● TAREFA PROPOSTA 1
Conforme o texto para leitura, qual era a carga tributária validamente exigível, dado que a nova competência foi exercida de forma inconstitucional?

A questão, todavia, é que a alteração constitucional foi implementada, de sorte que passou a haver, a partir de então – e como decidido pelo STF em 2021 – duas relações tributárias: (i) uma entre vendedor e Estado em que situado; e (ii) outra entre vendedor e Estado de destino. Para esta segunda, a exigência do tributo precisava da lei complementar, o que foi ignorado pelos Estados, mesmos contra uma clara orientação da assessoria jurídica do CONFAZ[i]. Trazer essa comparação com o cenário anterior à EC 87/2015 pode conduzir retoricamente à conclusão de que as Fazendas estariam “perdendo” arrecadação de forma injustificada. No entanto, o ponto é outro. A partir de 2015, a Constituição estabeleceu uma nova competência tributária para os Estados de destino, que foi exercida de forma inconstitucional pelos Entes Federados. E sendo este o caso, a carga tributária validamente exigível era igual a zero. Logo, não há “perda”; pelo contrário, há “ganhos” indevidos há pelo menos 7 anos, em sua maior parte irrecuperáveis pelos contribuintes, face à modulação de efeitos definida pela Corte.

● LISTAGEM APRESENTADA
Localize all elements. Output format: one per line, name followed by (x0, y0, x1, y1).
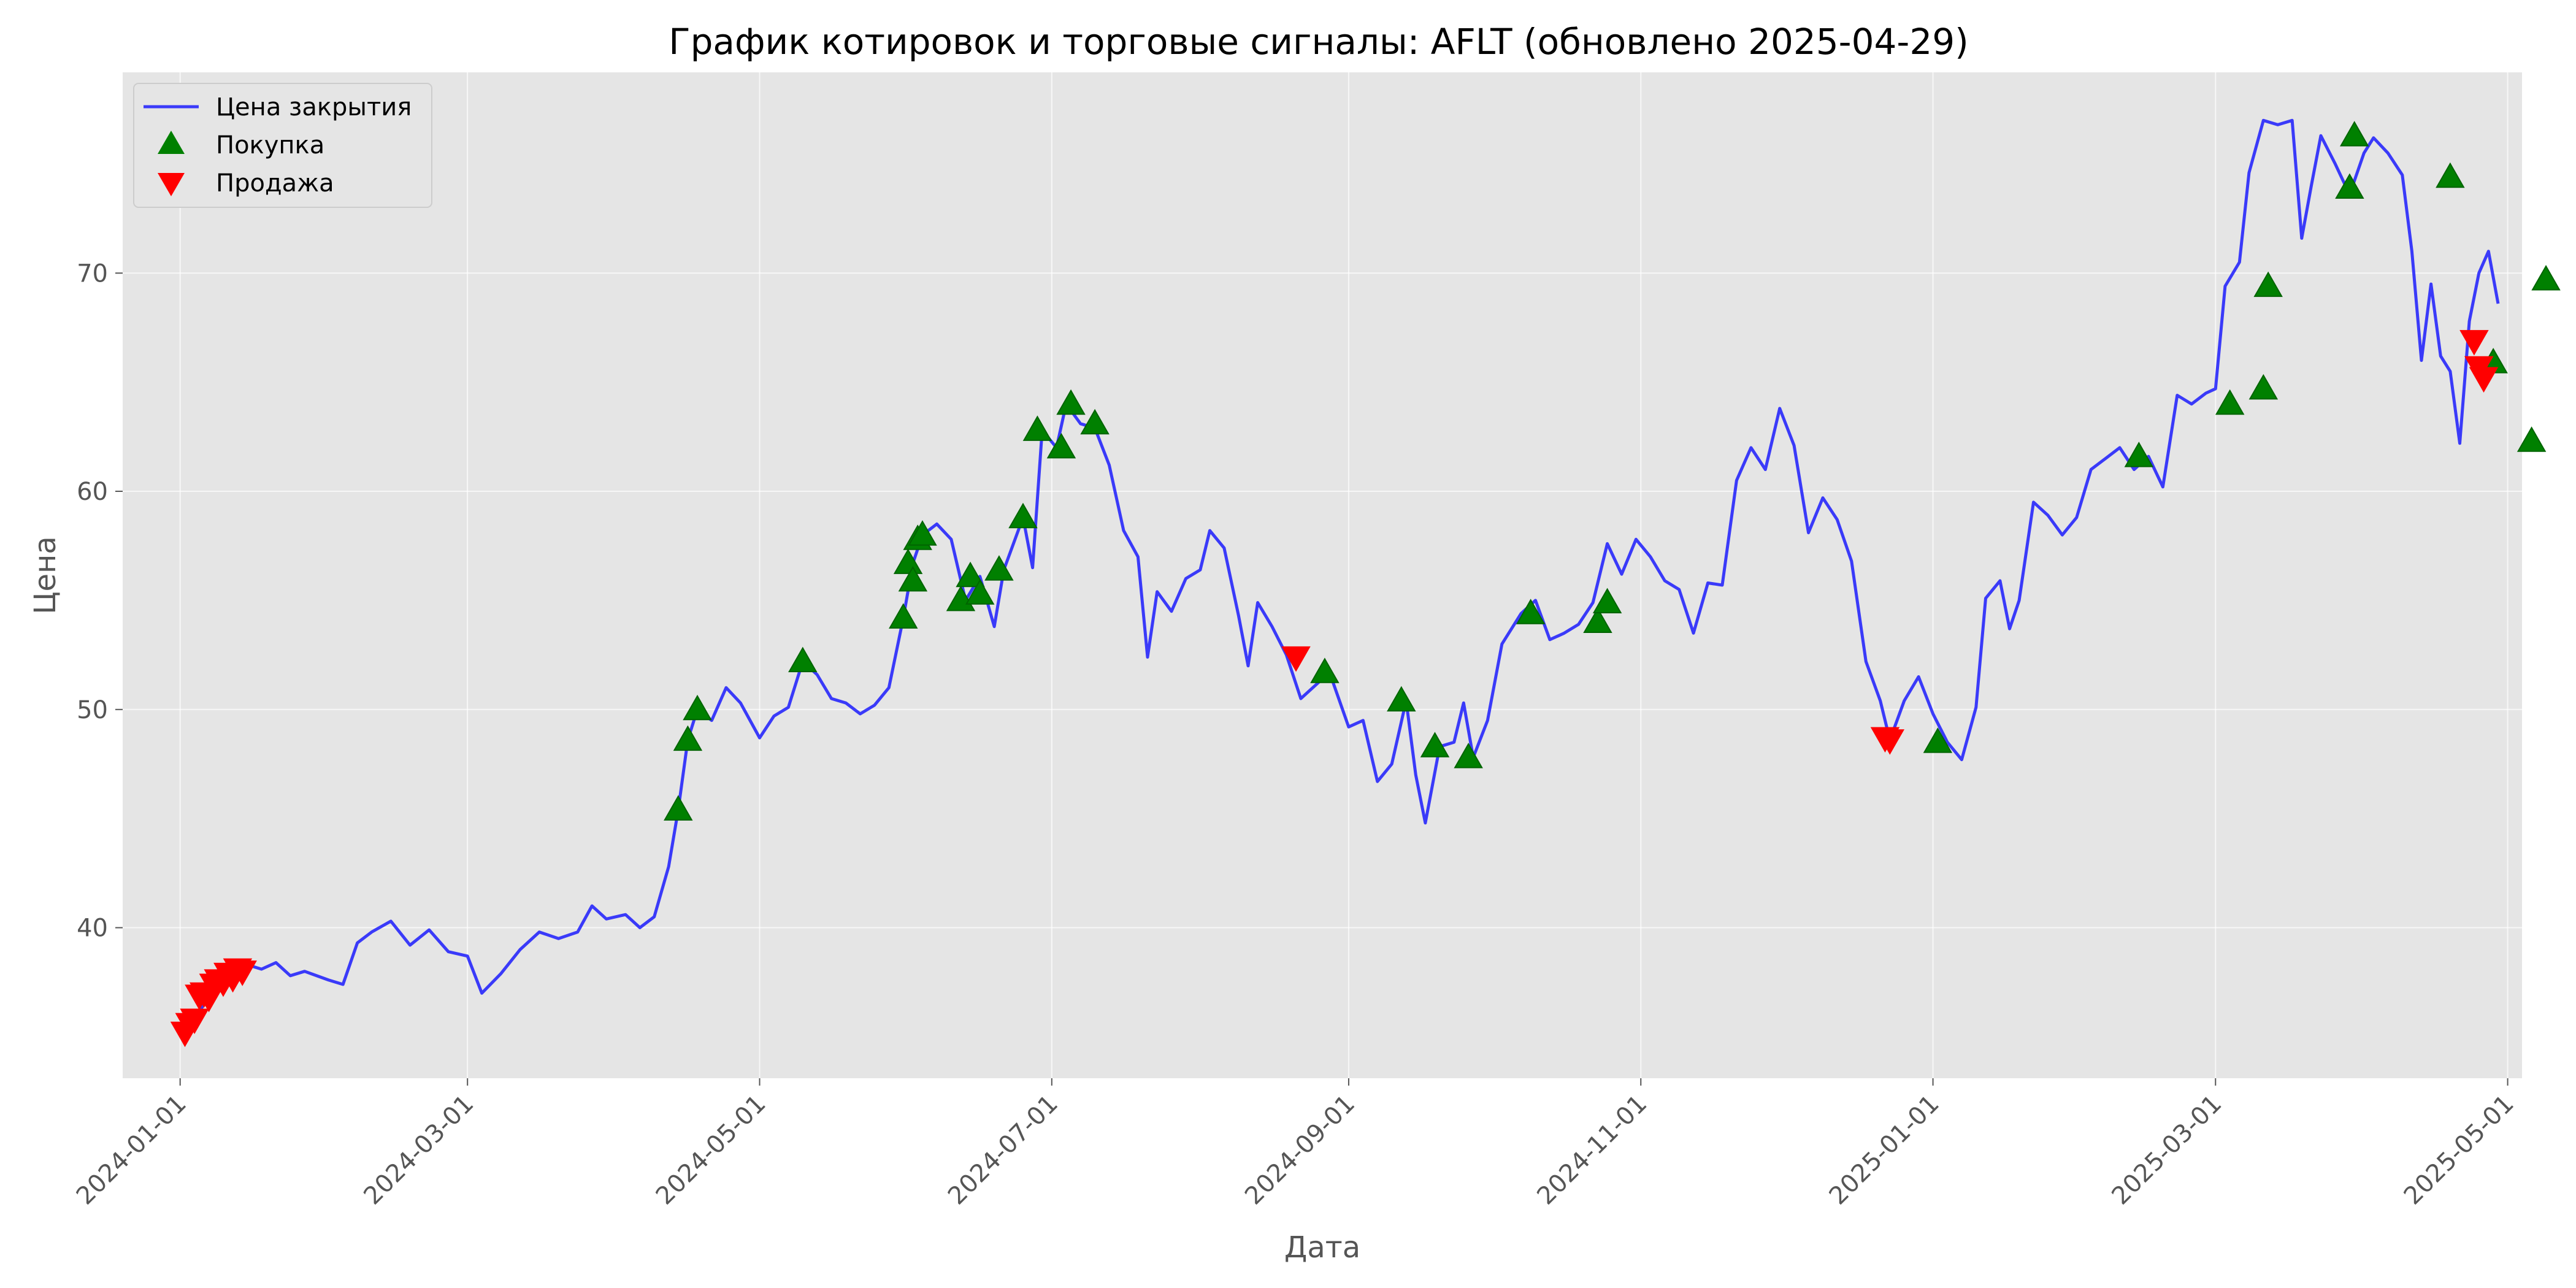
y-tick-label: 70 (77, 259, 108, 288)
buy-signal-marker (956, 561, 985, 588)
buy-signal-marker (1022, 415, 1052, 441)
x-axis-label: Дата (1284, 1230, 1360, 1265)
x-tick-label: 2024-01-01 (71, 1090, 192, 1211)
buy-signal-marker (984, 555, 1014, 581)
series-layer (170, 118, 2561, 1048)
y-axis: 40 50 60 70 (77, 259, 123, 943)
legend-sell-swatch (158, 173, 185, 196)
buy-signal-marker (2248, 374, 2279, 400)
x-tick-label: 2025-01-01 (1824, 1090, 1945, 1211)
x-tick-label: 2024-09-01 (1240, 1090, 1360, 1211)
buy-signal-marker (673, 725, 703, 751)
y-tick-label: 50 (77, 696, 108, 724)
buy-signal-marker (1592, 588, 1622, 613)
buy-signal-marker (2531, 264, 2561, 291)
legend-buy-swatch (158, 131, 185, 154)
buy-signal-marker (2436, 162, 2465, 188)
buy-signal-marker (1583, 607, 1612, 633)
x-tick-label: 2024-03-01 (358, 1090, 479, 1211)
buy-signal-marker (1046, 432, 1076, 459)
buy-signal-marker (908, 520, 937, 546)
grid (123, 72, 2522, 1078)
y-tick-label: 40 (77, 914, 108, 943)
legend-label-close: Цена закрытия (216, 93, 412, 121)
buy-signal-marker (1923, 727, 1953, 753)
sell-signal-marker (228, 960, 257, 986)
buy-signal-marker (2339, 121, 2369, 147)
legend-box (133, 83, 432, 208)
buy-signal-marker (683, 694, 712, 721)
buy-signal-marker (1387, 686, 1416, 712)
buy-signal-marker (2335, 173, 2364, 199)
sell-signal-marker (180, 1008, 209, 1034)
buy-signal-marker (1080, 408, 1110, 435)
buy-signal-marker (898, 565, 928, 592)
legend-label-buy: Покупка (216, 131, 324, 159)
buy-signal-marker (664, 795, 693, 821)
x-tick-label: 2025-05-01 (2399, 1090, 2520, 1211)
y-axis-label: Цена (28, 536, 63, 615)
buy-signal-marker (889, 603, 918, 629)
x-tick-label: 2024-05-01 (651, 1090, 772, 1211)
buy-signal-marker (893, 548, 923, 574)
buy-signal-marker (1516, 599, 1546, 624)
y-tick-label: 60 (77, 478, 108, 506)
x-tick-label: 2025-03-01 (2106, 1090, 2227, 1211)
buy-signal-marker (1056, 389, 1086, 415)
buy-signal-marker (1454, 743, 1483, 769)
buy-signal-marker (2215, 389, 2245, 415)
legend-label-sell: Продажа (216, 169, 334, 197)
buy-signal-marker (1310, 657, 1340, 683)
buy-signal-marker (946, 585, 976, 611)
buy-signal-marker (1420, 732, 1450, 757)
buy-signal-marker (1008, 502, 1038, 529)
buy-signal-marker (965, 579, 995, 605)
x-tick-label: 2024-11-01 (1531, 1090, 1652, 1211)
legend: Цена закрытия Покупка Продажа (133, 83, 432, 208)
plot-area (123, 72, 2522, 1078)
x-tick-label: 2024-07-01 (943, 1090, 1064, 1211)
sell-signal-marker (1875, 729, 1905, 755)
buy-signal-marker (2517, 426, 2547, 452)
sell-signal-marker (2469, 367, 2499, 393)
x-axis: 2024-01-01 2024-03-01 2024-05-01 2024-07-01… (71, 1078, 2520, 1210)
buy-signal-marker (788, 646, 818, 673)
buy-signal-marker (2124, 442, 2154, 467)
buy-signal-marker (2253, 271, 2283, 297)
chart-title: График котировок и торговые сигналы: AFL… (669, 21, 1969, 63)
sell-signal-marker (2459, 330, 2489, 356)
sell-signal-marker (1281, 646, 1311, 672)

● TAREFA PROPOSTA 2
Reproduza sem alterações as linhas da listagem, a partir daquela que contém "y-tick-label: 70 (77, 259, 108, 288)" e encerrando após aquela que contém "buy-signal-marker (1583, 607, 1612, 633)", ambas incluídas.

● RESPOSTA COMPLETA 1
A carga tributária validamente exigível era igual a zero.

● RESPOSTA COMPLETA 2
y-tick-label: 70 (77, 259, 108, 288)
buy-signal-marker (956, 561, 985, 588)
buy-signal-marker (1022, 415, 1052, 441)
x-axis-label: Дата (1284, 1230, 1360, 1265)
x-tick-label: 2024-01-01 (71, 1090, 192, 1211)
buy-signal-marker (984, 555, 1014, 581)
series-layer (170, 118, 2561, 1048)
y-axis: 40 50 60 70 (77, 259, 123, 943)
legend-sell-swatch (158, 173, 185, 196)
buy-signal-marker (2248, 374, 2279, 400)
x-tick-label: 2025-01-01 (1824, 1090, 1945, 1211)
x-tick-label: 2024-09-01 (1240, 1090, 1360, 1211)
buy-signal-marker (673, 725, 703, 751)
y-tick-label: 50 (77, 696, 108, 724)
buy-signal-marker (1592, 588, 1622, 613)
buy-signal-marker (2531, 264, 2561, 291)
legend-buy-swatch (158, 131, 185, 154)
buy-signal-marker (2436, 162, 2465, 188)
buy-signal-marker (1583, 607, 1612, 633)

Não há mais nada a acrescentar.